EXERCISE GOAL
Each entry must be reproduced precisely as it stands.

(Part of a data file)

## begin

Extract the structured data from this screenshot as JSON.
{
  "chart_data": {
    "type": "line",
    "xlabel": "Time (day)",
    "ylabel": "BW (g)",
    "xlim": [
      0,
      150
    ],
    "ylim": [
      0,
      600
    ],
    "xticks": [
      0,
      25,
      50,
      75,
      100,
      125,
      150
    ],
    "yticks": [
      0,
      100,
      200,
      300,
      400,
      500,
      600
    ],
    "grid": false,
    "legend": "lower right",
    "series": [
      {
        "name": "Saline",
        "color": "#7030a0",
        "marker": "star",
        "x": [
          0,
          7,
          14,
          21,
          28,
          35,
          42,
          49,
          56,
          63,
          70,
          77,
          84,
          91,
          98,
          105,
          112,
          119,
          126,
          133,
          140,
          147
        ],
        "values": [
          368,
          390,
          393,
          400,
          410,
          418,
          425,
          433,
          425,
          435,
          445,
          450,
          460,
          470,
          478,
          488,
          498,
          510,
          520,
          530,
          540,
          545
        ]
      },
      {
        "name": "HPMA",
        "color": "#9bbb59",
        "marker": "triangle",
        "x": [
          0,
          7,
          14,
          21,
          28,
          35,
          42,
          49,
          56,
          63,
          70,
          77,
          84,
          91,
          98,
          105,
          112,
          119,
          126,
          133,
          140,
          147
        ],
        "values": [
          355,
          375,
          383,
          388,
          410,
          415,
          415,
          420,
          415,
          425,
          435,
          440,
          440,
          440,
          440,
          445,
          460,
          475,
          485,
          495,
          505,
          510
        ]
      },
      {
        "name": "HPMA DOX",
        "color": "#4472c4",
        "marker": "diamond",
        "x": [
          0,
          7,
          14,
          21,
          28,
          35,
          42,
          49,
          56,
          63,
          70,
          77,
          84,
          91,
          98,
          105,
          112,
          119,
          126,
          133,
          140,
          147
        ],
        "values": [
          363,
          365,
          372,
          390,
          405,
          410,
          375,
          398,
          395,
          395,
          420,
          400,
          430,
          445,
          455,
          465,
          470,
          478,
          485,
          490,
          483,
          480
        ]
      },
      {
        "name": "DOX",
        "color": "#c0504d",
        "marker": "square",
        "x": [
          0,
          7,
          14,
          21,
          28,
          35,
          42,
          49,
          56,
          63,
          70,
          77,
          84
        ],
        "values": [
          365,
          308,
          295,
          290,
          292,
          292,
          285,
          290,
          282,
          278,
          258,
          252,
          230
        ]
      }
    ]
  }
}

## end

SOLUTION TO THE PROBLEM
Extract the structured data from this screenshot as JSON.
{
  "chart_data": {
    "type": "line",
    "xlabel": "Time (day)",
    "ylabel": "BW (g)",
    "xlim": [
      0,
      150
    ],
    "ylim": [
      0,
      600
    ],
    "xticks": [
      0,
      25,
      50,
      75,
      100,
      125,
      150
    ],
    "yticks": [
      0,
      100,
      200,
      300,
      400,
      500,
      600
    ],
    "grid": false,
    "legend": "lower right",
    "series": [
      {
        "name": "Saline",
        "color": "#7030a0",
        "marker": "star",
        "x": [
          0,
          7,
          14,
          21,
          28,
          35,
          42,
          49,
          56,
          63,
          70,
          77,
          84,
          91,
          98,
          105,
          112,
          119,
          126,
          133,
          140,
          147
        ],
        "values": [
          368,
          390,
          393,
          400,
          410,
          418,
          425,
          433,
          425,
          435,
          445,
          450,
          460,
          470,
          478,
          488,
          498,
          510,
          520,
          530,
          540,
          545
        ]
      },
      {
        "name": "HPMA",
        "color": "#9bbb59",
        "marker": "triangle",
        "x": [
          0,
          7,
          14,
          21,
          28,
          35,
          42,
          49,
          56,
          63,
          70,
          77,
          84,
          91,
          98,
          105,
          112,
          119,
          126,
          133,
          140,
          147
        ],
        "values": [
          355,
          375,
          383,
          388,
          410,
          415,
          415,
          420,
          415,
          425,
          435,
          440,
          440,
          440,
          440,
          445,
          460,
          475,
          485,
          495,
          505,
          510
        ]
      },
      {
        "name": "HPMA DOX",
        "color": "#4472c4",
        "marker": "diamond",
        "x": [
          0,
          7,
          14,
          21,
          28,
          35,
          42,
          49,
          56,
          63,
          70,
          77,
          84,
          91,
          98,
          105,
          112,
          119,
          126,
          133,
          140,
          147
        ],
        "values": [
          363,
          365,
          372,
          390,
          405,
          410,
          375,
          398,
          395,
          395,
          420,
          400,
          430,
          445,
          455,
          465,
          470,
          478,
          485,
          490,
          483,
          480
        ]
      },
      {
        "name": "DOX",
        "color": "#c0504d",
        "marker": "square",
        "x": [
          0,
          7,
          14,
          21,
          28,
          35,
          42,
          49,
          56,
          63,
          70,
          77,
          84
        ],
        "values": [
          365,
          308,
          295,
          290,
          292,
          292,
          285,
          290,
          282,
          278,
          258,
          252,
          230
        ]
      }
    ]
  }
}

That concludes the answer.